> **Given request**
Identify the lines that include the word "EventSummit", then copy all of them.

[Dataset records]
——————
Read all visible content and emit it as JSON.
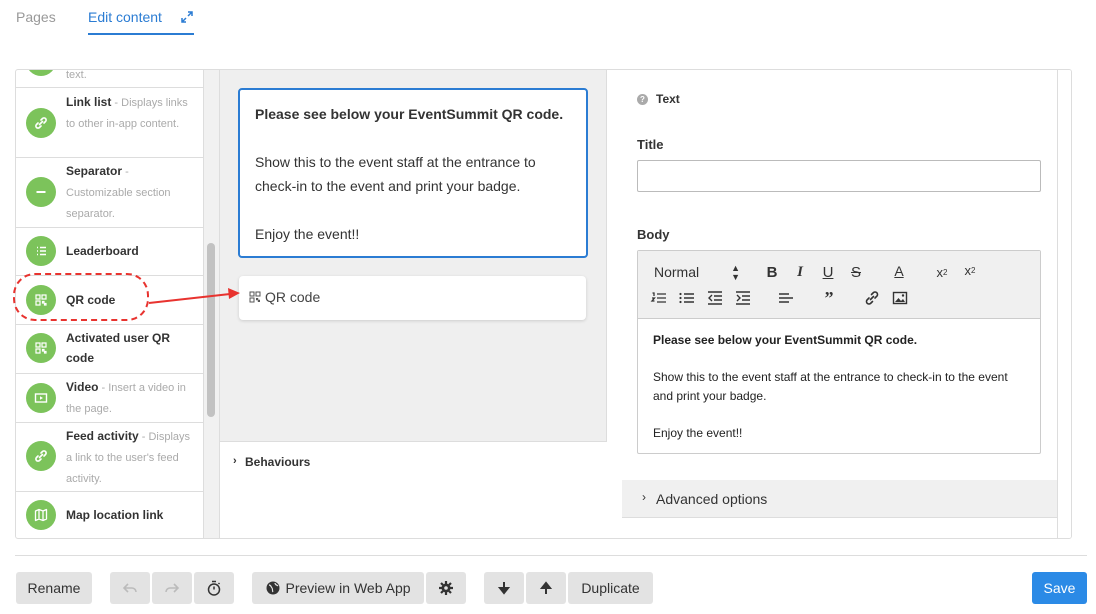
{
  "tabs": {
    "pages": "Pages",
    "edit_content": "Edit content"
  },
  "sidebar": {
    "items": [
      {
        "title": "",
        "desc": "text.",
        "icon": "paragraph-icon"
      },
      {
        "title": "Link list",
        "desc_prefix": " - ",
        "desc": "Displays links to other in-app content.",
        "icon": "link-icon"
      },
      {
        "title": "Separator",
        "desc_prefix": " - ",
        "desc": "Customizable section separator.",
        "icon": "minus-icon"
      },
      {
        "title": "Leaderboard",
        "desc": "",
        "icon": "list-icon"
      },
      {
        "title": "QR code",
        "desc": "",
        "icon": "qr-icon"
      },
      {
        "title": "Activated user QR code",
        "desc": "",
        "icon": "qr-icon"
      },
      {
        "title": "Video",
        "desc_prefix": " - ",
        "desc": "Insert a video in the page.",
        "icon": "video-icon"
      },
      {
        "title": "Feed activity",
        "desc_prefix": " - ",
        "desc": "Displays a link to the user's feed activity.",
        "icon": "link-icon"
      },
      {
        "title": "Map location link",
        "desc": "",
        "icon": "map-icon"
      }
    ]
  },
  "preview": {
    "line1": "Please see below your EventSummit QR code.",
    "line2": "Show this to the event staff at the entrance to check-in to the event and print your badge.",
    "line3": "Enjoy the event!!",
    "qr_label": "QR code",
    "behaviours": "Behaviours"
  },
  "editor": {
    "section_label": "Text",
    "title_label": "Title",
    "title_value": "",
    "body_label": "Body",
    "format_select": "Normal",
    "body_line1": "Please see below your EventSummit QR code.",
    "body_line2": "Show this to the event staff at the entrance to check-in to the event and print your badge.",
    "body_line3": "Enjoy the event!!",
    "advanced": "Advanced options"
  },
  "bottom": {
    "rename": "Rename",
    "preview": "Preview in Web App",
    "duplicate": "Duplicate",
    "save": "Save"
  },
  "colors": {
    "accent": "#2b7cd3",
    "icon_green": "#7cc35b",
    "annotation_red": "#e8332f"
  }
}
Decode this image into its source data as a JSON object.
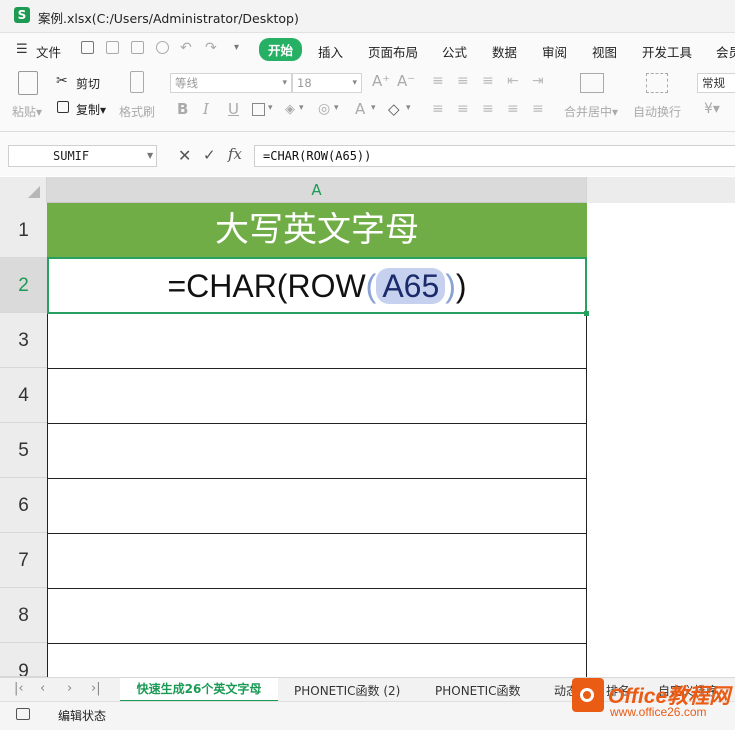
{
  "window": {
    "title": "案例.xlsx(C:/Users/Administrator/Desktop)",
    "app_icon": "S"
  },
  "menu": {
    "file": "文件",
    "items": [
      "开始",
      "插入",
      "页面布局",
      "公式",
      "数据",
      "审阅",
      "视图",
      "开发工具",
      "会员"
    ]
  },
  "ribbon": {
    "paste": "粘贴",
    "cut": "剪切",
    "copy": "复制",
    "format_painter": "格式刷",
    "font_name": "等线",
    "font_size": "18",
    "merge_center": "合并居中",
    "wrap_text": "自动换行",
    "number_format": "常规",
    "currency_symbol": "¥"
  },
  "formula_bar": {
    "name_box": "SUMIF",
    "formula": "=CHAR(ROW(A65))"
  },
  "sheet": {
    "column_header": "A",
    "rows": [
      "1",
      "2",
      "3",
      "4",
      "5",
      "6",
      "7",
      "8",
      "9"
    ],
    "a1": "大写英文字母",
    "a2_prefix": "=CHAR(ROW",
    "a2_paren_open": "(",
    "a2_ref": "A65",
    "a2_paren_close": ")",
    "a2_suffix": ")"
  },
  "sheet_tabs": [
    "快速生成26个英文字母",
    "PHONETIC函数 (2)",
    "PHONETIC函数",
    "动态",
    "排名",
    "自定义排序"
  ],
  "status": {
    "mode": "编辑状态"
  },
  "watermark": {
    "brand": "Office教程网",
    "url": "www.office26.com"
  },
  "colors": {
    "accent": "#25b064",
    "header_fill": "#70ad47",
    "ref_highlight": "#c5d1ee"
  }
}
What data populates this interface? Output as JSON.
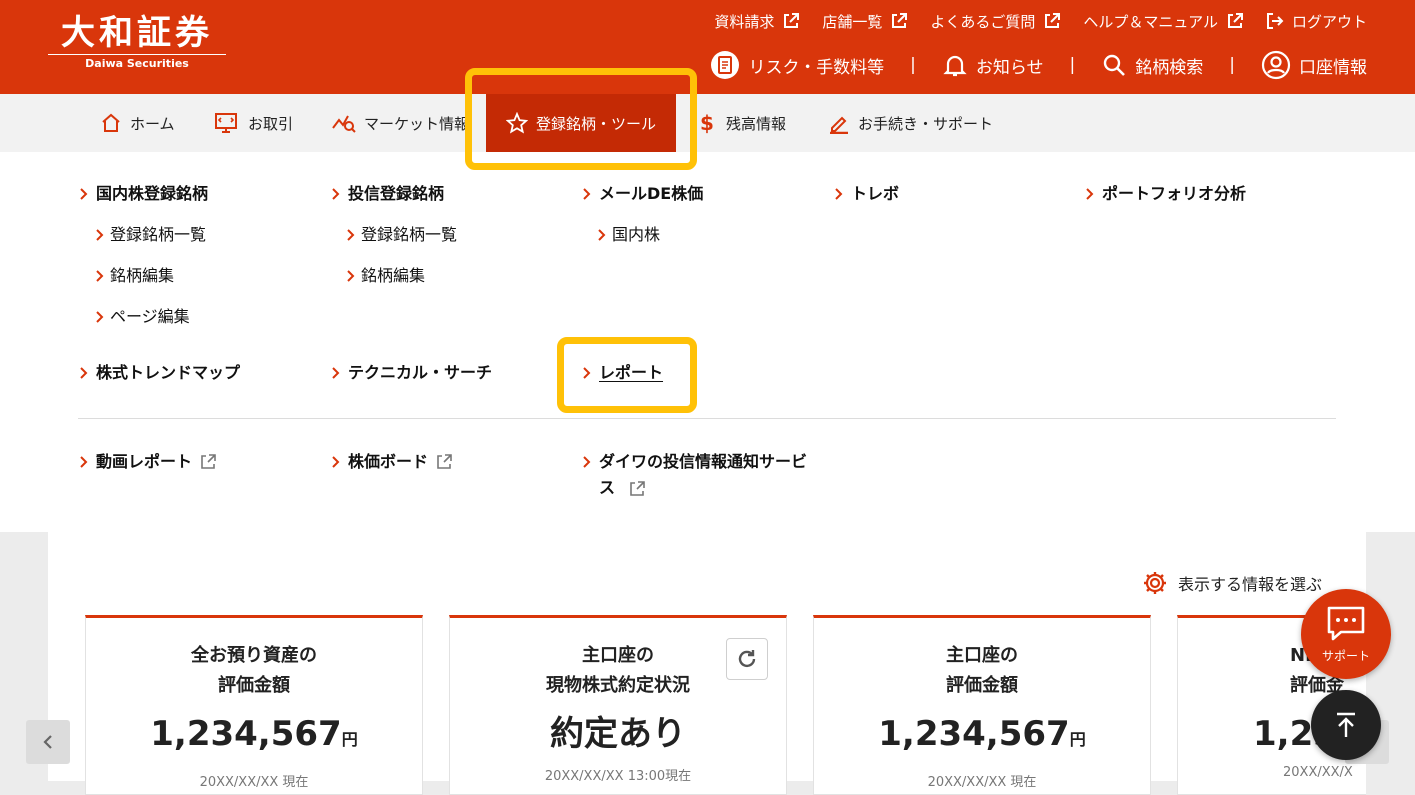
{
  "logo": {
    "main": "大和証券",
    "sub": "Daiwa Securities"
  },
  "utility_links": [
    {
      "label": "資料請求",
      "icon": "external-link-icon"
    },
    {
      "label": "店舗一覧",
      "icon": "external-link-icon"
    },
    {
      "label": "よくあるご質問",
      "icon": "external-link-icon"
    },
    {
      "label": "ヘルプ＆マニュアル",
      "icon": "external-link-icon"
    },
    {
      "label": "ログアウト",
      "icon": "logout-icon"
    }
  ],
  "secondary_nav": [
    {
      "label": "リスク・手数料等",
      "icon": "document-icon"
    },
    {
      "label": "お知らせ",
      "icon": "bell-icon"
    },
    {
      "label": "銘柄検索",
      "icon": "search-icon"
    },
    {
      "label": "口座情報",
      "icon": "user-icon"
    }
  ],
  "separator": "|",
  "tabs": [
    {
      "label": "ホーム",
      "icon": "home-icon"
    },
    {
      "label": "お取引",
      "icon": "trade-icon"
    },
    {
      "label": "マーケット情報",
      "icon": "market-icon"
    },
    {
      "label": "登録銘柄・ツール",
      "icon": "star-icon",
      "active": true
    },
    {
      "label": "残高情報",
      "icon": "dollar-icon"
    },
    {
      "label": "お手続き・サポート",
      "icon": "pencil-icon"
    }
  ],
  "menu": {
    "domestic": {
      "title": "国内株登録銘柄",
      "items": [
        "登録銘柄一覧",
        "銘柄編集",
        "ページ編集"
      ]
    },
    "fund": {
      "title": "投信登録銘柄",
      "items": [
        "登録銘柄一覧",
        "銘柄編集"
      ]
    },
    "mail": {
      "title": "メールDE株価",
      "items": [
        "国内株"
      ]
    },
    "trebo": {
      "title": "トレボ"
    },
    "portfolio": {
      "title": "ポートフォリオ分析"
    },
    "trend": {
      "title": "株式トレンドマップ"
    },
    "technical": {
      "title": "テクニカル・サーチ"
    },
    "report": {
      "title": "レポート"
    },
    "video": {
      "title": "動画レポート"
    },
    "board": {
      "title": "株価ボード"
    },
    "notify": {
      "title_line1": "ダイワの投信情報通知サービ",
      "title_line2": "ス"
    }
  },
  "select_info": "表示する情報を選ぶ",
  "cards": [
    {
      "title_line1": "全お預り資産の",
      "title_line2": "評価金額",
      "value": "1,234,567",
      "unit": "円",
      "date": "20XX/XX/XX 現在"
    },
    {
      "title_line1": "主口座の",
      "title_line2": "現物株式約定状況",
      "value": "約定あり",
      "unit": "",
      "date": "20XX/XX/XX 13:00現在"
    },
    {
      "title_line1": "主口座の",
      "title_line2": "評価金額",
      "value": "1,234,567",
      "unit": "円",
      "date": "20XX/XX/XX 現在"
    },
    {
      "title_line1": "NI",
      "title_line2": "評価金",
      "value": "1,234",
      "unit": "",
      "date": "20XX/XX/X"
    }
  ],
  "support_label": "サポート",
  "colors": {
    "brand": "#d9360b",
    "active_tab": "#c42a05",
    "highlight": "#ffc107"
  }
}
——————
> **The response**
    "line1": "Please see below your EventSummit QR code.",
    "body_line1": "Please see below your EventSummit QR code.",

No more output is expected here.